* TASK *
Provide the count of lines that hold "object" and no other output.

* GIVEN DATA *
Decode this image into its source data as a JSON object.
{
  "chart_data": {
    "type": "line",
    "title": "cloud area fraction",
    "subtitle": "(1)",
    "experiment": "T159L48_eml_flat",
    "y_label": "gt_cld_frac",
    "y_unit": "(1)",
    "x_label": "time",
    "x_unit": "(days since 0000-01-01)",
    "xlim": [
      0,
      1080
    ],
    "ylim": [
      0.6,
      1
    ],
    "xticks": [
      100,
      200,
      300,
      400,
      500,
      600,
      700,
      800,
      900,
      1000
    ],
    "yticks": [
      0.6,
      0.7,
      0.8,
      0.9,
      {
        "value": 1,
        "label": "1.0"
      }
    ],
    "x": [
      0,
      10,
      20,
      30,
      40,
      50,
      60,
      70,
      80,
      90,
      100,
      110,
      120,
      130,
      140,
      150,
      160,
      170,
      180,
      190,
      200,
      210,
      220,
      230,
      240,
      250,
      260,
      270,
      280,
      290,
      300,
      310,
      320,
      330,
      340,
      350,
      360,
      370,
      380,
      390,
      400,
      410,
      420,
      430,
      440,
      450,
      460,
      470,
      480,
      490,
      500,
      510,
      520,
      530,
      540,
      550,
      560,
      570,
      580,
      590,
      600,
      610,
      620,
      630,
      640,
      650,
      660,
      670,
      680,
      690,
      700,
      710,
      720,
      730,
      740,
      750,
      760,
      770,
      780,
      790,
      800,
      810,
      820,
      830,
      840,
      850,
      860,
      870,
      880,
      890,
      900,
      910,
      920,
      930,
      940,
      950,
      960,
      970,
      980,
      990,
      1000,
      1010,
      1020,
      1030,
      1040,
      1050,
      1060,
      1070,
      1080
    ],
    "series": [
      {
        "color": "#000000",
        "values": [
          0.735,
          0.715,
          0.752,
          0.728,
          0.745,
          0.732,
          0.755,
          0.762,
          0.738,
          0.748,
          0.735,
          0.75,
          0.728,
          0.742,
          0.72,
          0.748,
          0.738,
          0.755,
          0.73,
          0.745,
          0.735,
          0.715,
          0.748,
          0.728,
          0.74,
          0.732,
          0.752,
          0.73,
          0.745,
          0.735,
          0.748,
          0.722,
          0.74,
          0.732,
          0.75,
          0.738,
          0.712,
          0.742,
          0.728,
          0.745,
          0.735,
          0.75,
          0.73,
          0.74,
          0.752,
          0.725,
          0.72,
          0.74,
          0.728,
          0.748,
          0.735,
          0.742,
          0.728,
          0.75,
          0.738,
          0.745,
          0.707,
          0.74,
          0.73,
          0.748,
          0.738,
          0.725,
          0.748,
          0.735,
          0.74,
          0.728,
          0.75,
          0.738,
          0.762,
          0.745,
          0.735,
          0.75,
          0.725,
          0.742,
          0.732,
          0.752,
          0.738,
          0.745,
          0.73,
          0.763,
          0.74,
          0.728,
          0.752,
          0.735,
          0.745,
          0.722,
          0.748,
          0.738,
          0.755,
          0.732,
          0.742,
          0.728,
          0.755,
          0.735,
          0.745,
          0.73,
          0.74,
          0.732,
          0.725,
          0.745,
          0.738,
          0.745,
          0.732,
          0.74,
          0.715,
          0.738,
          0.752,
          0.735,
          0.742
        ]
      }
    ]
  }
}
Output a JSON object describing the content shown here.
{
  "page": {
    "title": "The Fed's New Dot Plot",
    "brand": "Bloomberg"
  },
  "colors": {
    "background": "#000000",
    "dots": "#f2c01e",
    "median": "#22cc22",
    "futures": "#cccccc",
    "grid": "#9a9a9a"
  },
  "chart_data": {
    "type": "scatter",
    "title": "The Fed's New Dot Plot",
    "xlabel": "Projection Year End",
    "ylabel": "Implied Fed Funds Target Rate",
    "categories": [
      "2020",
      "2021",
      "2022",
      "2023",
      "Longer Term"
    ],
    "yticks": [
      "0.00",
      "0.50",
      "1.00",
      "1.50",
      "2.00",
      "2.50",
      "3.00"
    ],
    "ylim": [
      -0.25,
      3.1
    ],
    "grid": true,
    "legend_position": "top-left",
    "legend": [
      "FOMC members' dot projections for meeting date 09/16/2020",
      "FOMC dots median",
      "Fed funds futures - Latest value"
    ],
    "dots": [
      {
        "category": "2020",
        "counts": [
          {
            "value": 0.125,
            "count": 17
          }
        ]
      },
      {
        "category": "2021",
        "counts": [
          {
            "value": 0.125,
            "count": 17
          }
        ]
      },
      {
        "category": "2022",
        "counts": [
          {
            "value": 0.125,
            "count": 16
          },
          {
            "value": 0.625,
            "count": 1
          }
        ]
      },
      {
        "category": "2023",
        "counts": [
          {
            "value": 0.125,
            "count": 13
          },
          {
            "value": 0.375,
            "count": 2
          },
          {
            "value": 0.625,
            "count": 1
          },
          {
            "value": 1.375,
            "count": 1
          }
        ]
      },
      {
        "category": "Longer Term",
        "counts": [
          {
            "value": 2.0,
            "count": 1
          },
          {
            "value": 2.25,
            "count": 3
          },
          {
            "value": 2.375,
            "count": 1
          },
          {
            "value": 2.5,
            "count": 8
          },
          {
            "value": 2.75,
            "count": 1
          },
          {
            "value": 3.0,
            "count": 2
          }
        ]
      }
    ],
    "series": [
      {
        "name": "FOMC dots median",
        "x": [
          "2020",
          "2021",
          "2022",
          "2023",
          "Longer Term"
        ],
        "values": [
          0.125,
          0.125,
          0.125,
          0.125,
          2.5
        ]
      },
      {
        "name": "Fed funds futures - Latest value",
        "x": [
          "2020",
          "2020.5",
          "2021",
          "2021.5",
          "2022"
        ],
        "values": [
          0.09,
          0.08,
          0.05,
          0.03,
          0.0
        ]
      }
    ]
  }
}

* EXPECTED ANSWER *
2